--- begin ---
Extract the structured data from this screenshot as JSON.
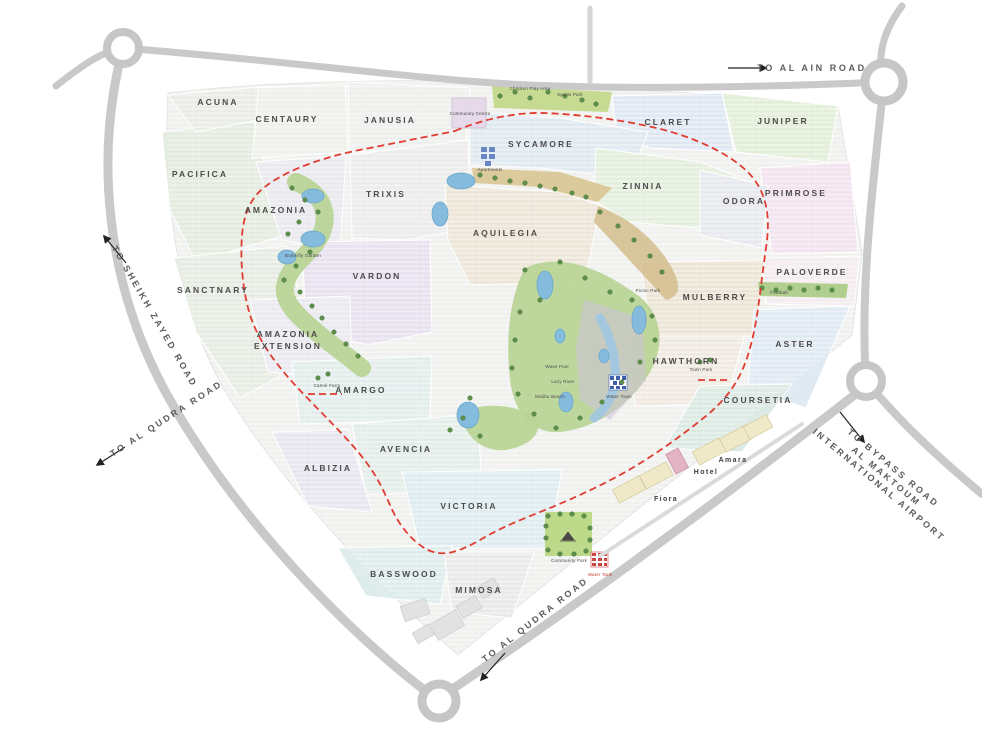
{
  "map": {
    "road_labels": {
      "al_ain": "TO AL AIN ROAD",
      "sheikh_zayed": "TO SHEIKH ZAYED ROAD",
      "al_qudra_west": "TO AL QUDRA ROAD",
      "al_qudra_south": "TO AL QUDRA ROAD",
      "bypass_line1": "TO BYPASS ROAD",
      "bypass_line2": "AL MAKTOUM",
      "bypass_line3": "INTERNATIONAL AIRPORT"
    },
    "clusters": [
      {
        "name": "ACUNA"
      },
      {
        "name": "CENTAURY"
      },
      {
        "name": "JANUSIA"
      },
      {
        "name": "CLARET"
      },
      {
        "name": "JUNIPER"
      },
      {
        "name": "PACIFICA"
      },
      {
        "name": "SYCAMORE"
      },
      {
        "name": "TRIXIS"
      },
      {
        "name": "ZINNIA"
      },
      {
        "name": "PRIMROSE"
      },
      {
        "name": "AMAZONIA"
      },
      {
        "name": "ODORA"
      },
      {
        "name": "AQUILEGIA"
      },
      {
        "name": "VARDON"
      },
      {
        "name": "PALOVERDE"
      },
      {
        "name": "SANCTNARY"
      },
      {
        "name": "MULBERRY"
      },
      {
        "name": "AMAZONIA",
        "name2": "EXTENSION"
      },
      {
        "name": "HAWTHORN"
      },
      {
        "name": "ASTER"
      },
      {
        "name": "AMARGO"
      },
      {
        "name": "COURSETIA"
      },
      {
        "name": "AVENCIA"
      },
      {
        "name": "ALBIZIA"
      },
      {
        "name": "VICTORIA"
      },
      {
        "name": "BASSWOOD"
      },
      {
        "name": "MIMOSA"
      }
    ],
    "places": {
      "amara": "Amara",
      "hotel": "Hotel",
      "fiora": "Fiora"
    },
    "amenities": [
      {
        "name": "Community Centre"
      },
      {
        "name": "Children Play Area"
      },
      {
        "name": "Sports Park"
      },
      {
        "name": "Apartments"
      },
      {
        "name": "Butterfly Garden"
      },
      {
        "name": "Picnic Park"
      },
      {
        "name": "Wave Pool"
      },
      {
        "name": "Lazy River"
      },
      {
        "name": "Malibu Beach"
      },
      {
        "name": "Water Town"
      },
      {
        "name": "Camel Farm"
      },
      {
        "name": "Town Park"
      },
      {
        "name": "Football"
      },
      {
        "name": "Community Park"
      },
      {
        "name": "Water Tank"
      }
    ],
    "palette": {
      "boundary_red": "#e03c32",
      "road_grey": "#c9c9c9",
      "water_blue": "#85bbdc",
      "park_green": "#b7d392",
      "tree_green": "#5d8f4a",
      "sand_tan": "#d8c592",
      "arrow_black": "#222222"
    }
  }
}
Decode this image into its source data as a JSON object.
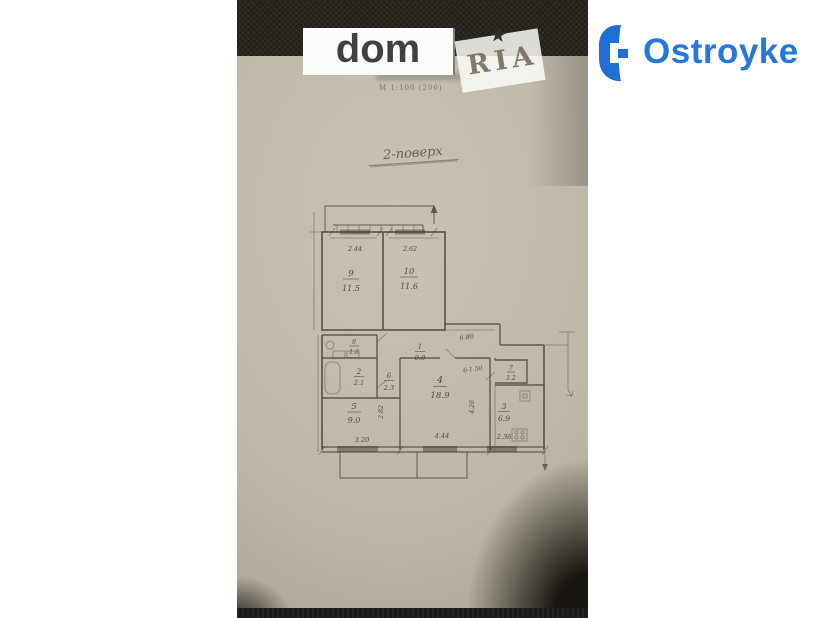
{
  "watermark": {
    "dom_text": "dom",
    "ria_text": "RIA"
  },
  "brand": {
    "name": "Ostroyke",
    "color": "#2677db"
  },
  "icons": {
    "ria_star": "★"
  },
  "photo": {
    "scale_note": "М 1:100 (200)",
    "floor_title": "2-поверх",
    "plan": {
      "rooms": {
        "r9": {
          "num": "9",
          "area": "11.5"
        },
        "r10": {
          "num": "10",
          "area": "11.6"
        },
        "r1": {
          "num": "1",
          "area": "0.9"
        },
        "r8": {
          "num": "8",
          "area": "1.6"
        },
        "r2": {
          "num": "2",
          "area": "2.1"
        },
        "r6": {
          "num": "6",
          "area": "2.3"
        },
        "r4": {
          "num": "4",
          "area": "18.9"
        },
        "r7": {
          "num": "7",
          "area": "1.2"
        },
        "r3": {
          "num": "3",
          "area": "6.9"
        },
        "r5": {
          "num": "5",
          "area": "9.0"
        }
      },
      "dims": {
        "room9_width": "2.44",
        "room10_width": "2.62",
        "hall_length": "6.80",
        "door_note": "6-1.50",
        "left_height": "2.82",
        "right_height": "4.26",
        "bottom_left": "3.20",
        "bottom_middle": "4.44",
        "bottom_right": "2.36"
      }
    }
  }
}
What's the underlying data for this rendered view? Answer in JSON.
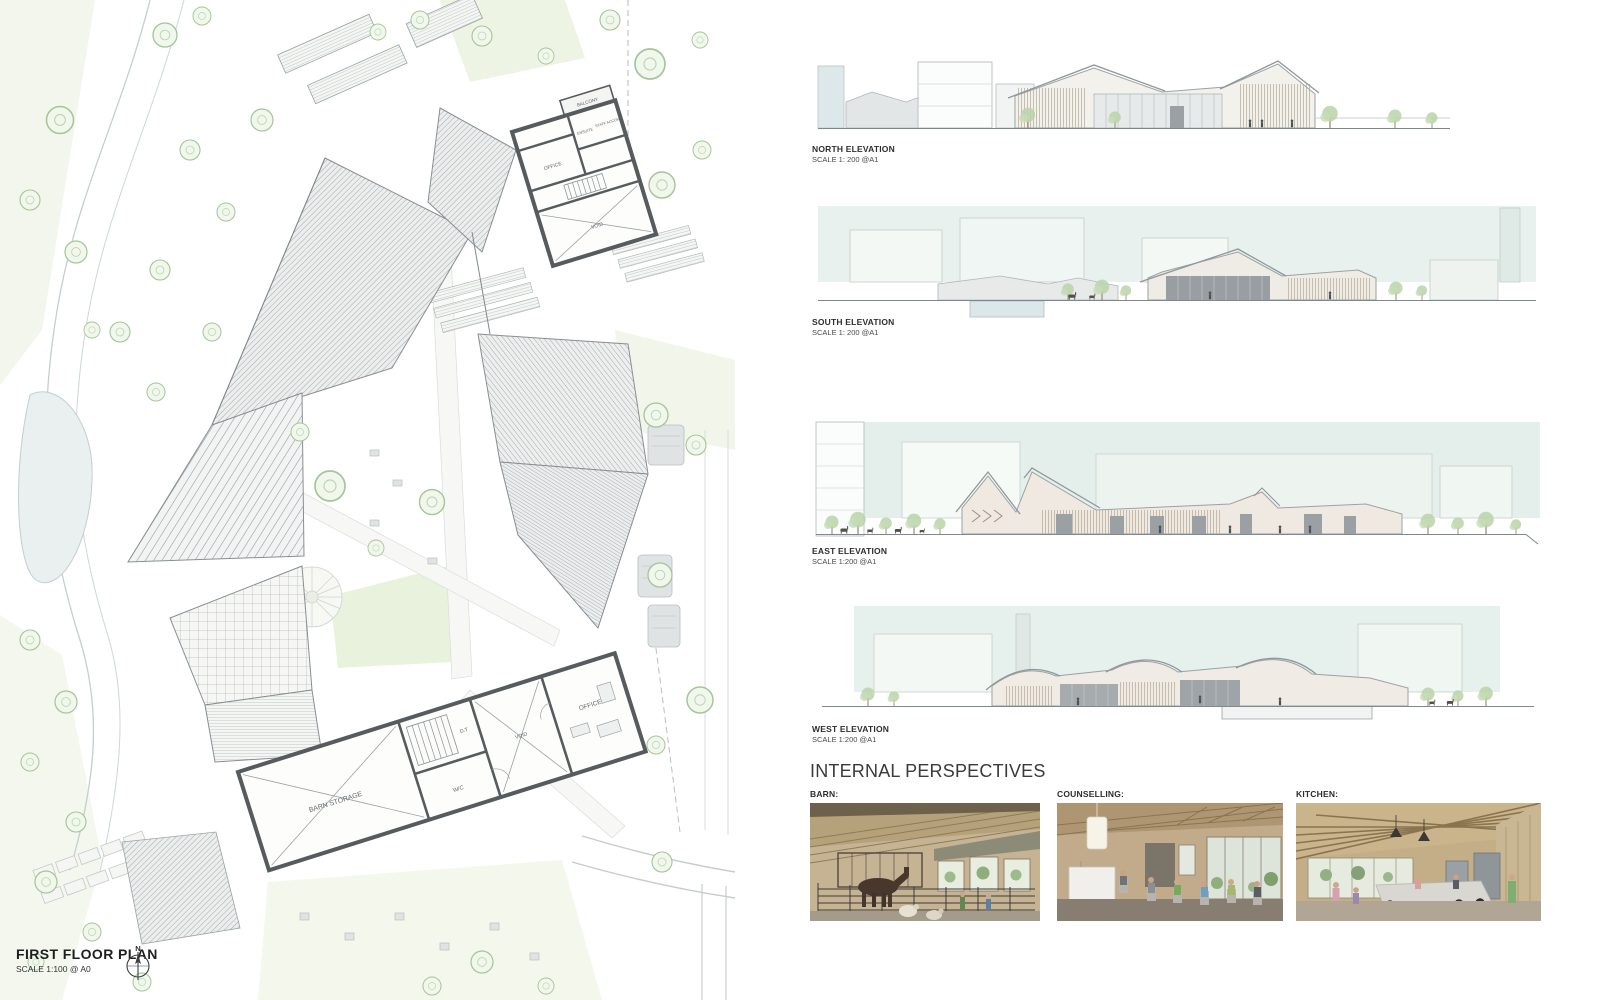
{
  "plan": {
    "title": "FIRST FLOOR PLAN",
    "scale": "SCALE 1:100 @ A0",
    "north": "N",
    "rooms": {
      "balcony": "BALCONY",
      "ensuite": "ENSUITE",
      "staff_accom": "STAFF ACCOM",
      "office_upper": "OFFICE",
      "void_upper": "VOID",
      "dt": "D.T",
      "wc": "W/C",
      "void_lower": "VOID",
      "barn_storage": "BARN STORAGE",
      "office_lower": "OFFICE"
    }
  },
  "elevations": [
    {
      "name": "NORTH ELEVATION",
      "scale": "SCALE 1: 200 @A1"
    },
    {
      "name": "SOUTH ELEVATION",
      "scale": "SCALE 1: 200 @A1"
    },
    {
      "name": "EAST ELEVATION",
      "scale": "SCALE 1:200 @A1"
    },
    {
      "name": "WEST ELEVATION",
      "scale": "SCALE 1:200 @A1"
    }
  ],
  "perspectives": {
    "heading": "INTERNAL PERSPECTIVES",
    "items": [
      {
        "label": "BARN:"
      },
      {
        "label": "COUNSELLING:"
      },
      {
        "label": "KITCHEN:"
      }
    ]
  },
  "colors": {
    "mint_band": "#e6f0ec",
    "roof_hatch_line": "#9aa2a5",
    "wall_dark": "#565b5e",
    "tree_green": "#a6c497",
    "timber": "#cdb896",
    "ground_line": "#7f888c",
    "paper": "#ffffff"
  }
}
--- end ---
Give the data above again in full and unchanged, skipping the pictures.

Extract the structured data from this screenshot as JSON.
{
  "map": {
    "road_labels": {
      "al_ain": "TO AL AIN ROAD",
      "sheikh_zayed": "TO SHEIKH ZAYED ROAD",
      "al_qudra_west": "TO AL QUDRA ROAD",
      "al_qudra_south": "TO AL QUDRA ROAD",
      "bypass_line1": "TO BYPASS ROAD",
      "bypass_line2": "AL MAKTOUM",
      "bypass_line3": "INTERNATIONAL AIRPORT"
    },
    "clusters": [
      {
        "name": "ACUNA"
      },
      {
        "name": "CENTAURY"
      },
      {
        "name": "JANUSIA"
      },
      {
        "name": "CLARET"
      },
      {
        "name": "JUNIPER"
      },
      {
        "name": "PACIFICA"
      },
      {
        "name": "SYCAMORE"
      },
      {
        "name": "TRIXIS"
      },
      {
        "name": "ZINNIA"
      },
      {
        "name": "PRIMROSE"
      },
      {
        "name": "AMAZONIA"
      },
      {
        "name": "ODORA"
      },
      {
        "name": "AQUILEGIA"
      },
      {
        "name": "VARDON"
      },
      {
        "name": "PALOVERDE"
      },
      {
        "name": "SANCTNARY"
      },
      {
        "name": "MULBERRY"
      },
      {
        "name": "AMAZONIA",
        "name2": "EXTENSION"
      },
      {
        "name": "HAWTHORN"
      },
      {
        "name": "ASTER"
      },
      {
        "name": "AMARGO"
      },
      {
        "name": "COURSETIA"
      },
      {
        "name": "AVENCIA"
      },
      {
        "name": "ALBIZIA"
      },
      {
        "name": "VICTORIA"
      },
      {
        "name": "BASSWOOD"
      },
      {
        "name": "MIMOSA"
      }
    ],
    "places": {
      "amara": "Amara",
      "hotel": "Hotel",
      "fiora": "Fiora"
    },
    "amenities": [
      {
        "name": "Community Centre"
      },
      {
        "name": "Children Play Area"
      },
      {
        "name": "Sports Park"
      },
      {
        "name": "Apartments"
      },
      {
        "name": "Butterfly Garden"
      },
      {
        "name": "Picnic Park"
      },
      {
        "name": "Wave Pool"
      },
      {
        "name": "Lazy River"
      },
      {
        "name": "Malibu Beach"
      },
      {
        "name": "Water Town"
      },
      {
        "name": "Camel Farm"
      },
      {
        "name": "Town Park"
      },
      {
        "name": "Football"
      },
      {
        "name": "Community Park"
      },
      {
        "name": "Water Tank"
      }
    ],
    "palette": {
      "boundary_red": "#e03c32",
      "road_grey": "#c9c9c9",
      "water_blue": "#85bbdc",
      "park_green": "#b7d392",
      "tree_green": "#5d8f4a",
      "sand_tan": "#d8c592",
      "arrow_black": "#222222"
    }
  }
}
Decode this image into its source data as a JSON object.
{
  "watermark": {
    "dom_text": "dom",
    "ria_text": "RIA"
  },
  "brand": {
    "name": "Ostroyke",
    "color": "#2677db"
  },
  "icons": {
    "ria_star": "★"
  },
  "photo": {
    "scale_note": "М 1:100 (200)",
    "floor_title": "2-поверх",
    "plan": {
      "rooms": {
        "r9": {
          "num": "9",
          "area": "11.5"
        },
        "r10": {
          "num": "10",
          "area": "11.6"
        },
        "r1": {
          "num": "1",
          "area": "0.9"
        },
        "r8": {
          "num": "8",
          "area": "1.6"
        },
        "r2": {
          "num": "2",
          "area": "2.1"
        },
        "r6": {
          "num": "6",
          "area": "2.3"
        },
        "r4": {
          "num": "4",
          "area": "18.9"
        },
        "r7": {
          "num": "7",
          "area": "1.2"
        },
        "r3": {
          "num": "3",
          "area": "6.9"
        },
        "r5": {
          "num": "5",
          "area": "9.0"
        }
      },
      "dims": {
        "room9_width": "2.44",
        "room10_width": "2.62",
        "hall_length": "6.80",
        "door_note": "6-1.50",
        "left_height": "2.82",
        "right_height": "4.26",
        "bottom_left": "3.20",
        "bottom_middle": "4.44",
        "bottom_right": "2.36"
      }
    }
  }
}
What's the underlying data for this rendered view? Answer in JSON.
{
  "plan": {
    "title": "FIRST FLOOR PLAN",
    "scale": "SCALE 1:100 @ A0",
    "north": "N",
    "rooms": {
      "balcony": "BALCONY",
      "ensuite": "ENSUITE",
      "staff_accom": "STAFF ACCOM",
      "office_upper": "OFFICE",
      "void_upper": "VOID",
      "dt": "D.T",
      "wc": "W/C",
      "void_lower": "VOID",
      "barn_storage": "BARN STORAGE",
      "office_lower": "OFFICE"
    }
  },
  "elevations": [
    {
      "name": "NORTH ELEVATION",
      "scale": "SCALE 1: 200 @A1"
    },
    {
      "name": "SOUTH ELEVATION",
      "scale": "SCALE 1: 200 @A1"
    },
    {
      "name": "EAST ELEVATION",
      "scale": "SCALE 1:200 @A1"
    },
    {
      "name": "WEST ELEVATION",
      "scale": "SCALE 1:200 @A1"
    }
  ],
  "perspectives": {
    "heading": "INTERNAL PERSPECTIVES",
    "items": [
      {
        "label": "BARN:"
      },
      {
        "label": "COUNSELLING:"
      },
      {
        "label": "KITCHEN:"
      }
    ]
  },
  "colors": {
    "mint_band": "#e6f0ec",
    "roof_hatch_line": "#9aa2a5",
    "wall_dark": "#565b5e",
    "tree_green": "#a6c497",
    "timber": "#cdb896",
    "ground_line": "#7f888c",
    "paper": "#ffffff"
  }
}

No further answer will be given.